_Exercise prompt:_ Your task is to transcribe all of the records exactly and leave out the pictures.

[Collected data entries]
---*---
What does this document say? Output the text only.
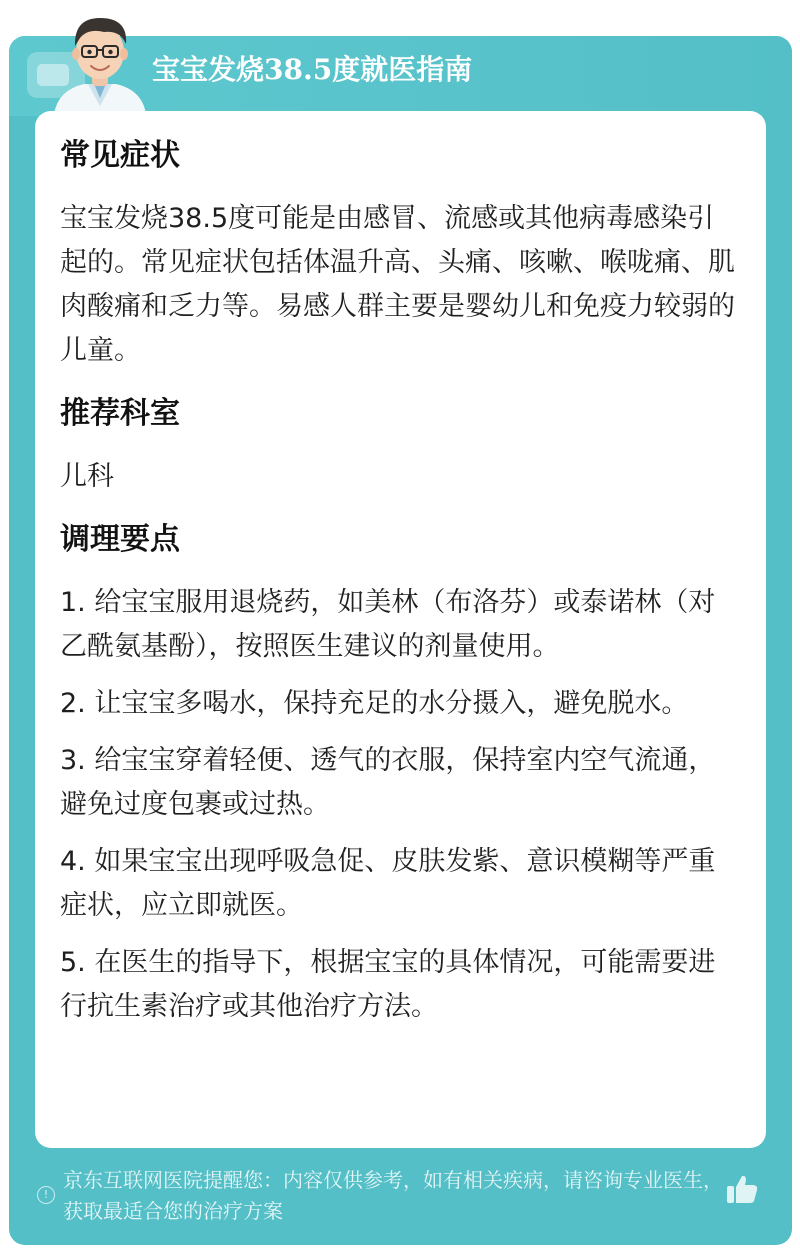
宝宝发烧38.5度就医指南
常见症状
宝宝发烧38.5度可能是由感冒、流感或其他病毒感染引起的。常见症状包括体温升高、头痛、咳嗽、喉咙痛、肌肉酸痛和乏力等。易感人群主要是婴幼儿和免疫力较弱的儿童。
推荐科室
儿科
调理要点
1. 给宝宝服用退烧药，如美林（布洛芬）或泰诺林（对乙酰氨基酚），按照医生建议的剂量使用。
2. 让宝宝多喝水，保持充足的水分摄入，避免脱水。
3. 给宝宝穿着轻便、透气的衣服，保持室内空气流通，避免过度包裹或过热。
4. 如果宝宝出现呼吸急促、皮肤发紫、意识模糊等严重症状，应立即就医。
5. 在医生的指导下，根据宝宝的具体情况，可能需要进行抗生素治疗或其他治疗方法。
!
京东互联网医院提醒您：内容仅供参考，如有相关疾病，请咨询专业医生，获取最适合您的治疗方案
---*---
_Output below:_
What does this document say? Output the text only.
宝宝发烧38.5度就医指南
常见症状
宝宝发烧38.5度可能是由感冒、流感或其他病毒感染引起的。常见症状包括体温升高、头痛、咳嗽、喉咙痛、肌肉酸痛和乏力等。易感人群主要是婴幼儿和免疫力较弱的儿童。
推荐科室
儿科
调理要点
1. 给宝宝服用退烧药，如美林（布洛芬）或泰诺林（对乙酰氨基酚），按照医生建议的剂量使用。
2. 让宝宝多喝水，保持充足的水分摄入，避免脱水。
3. 给宝宝穿着轻便、透气的衣服，保持室内空气流通，避免过度包裹或过热。
4. 如果宝宝出现呼吸急促、皮肤发紫、意识模糊等严重症状，应立即就医。
5. 在医生的指导下，根据宝宝的具体情况，可能需要进行抗生素治疗或其他治疗方法。
!
京东互联网医院提醒您：内容仅供参考，如有相关疾病，请咨询专业医生，获取最适合您的治疗方案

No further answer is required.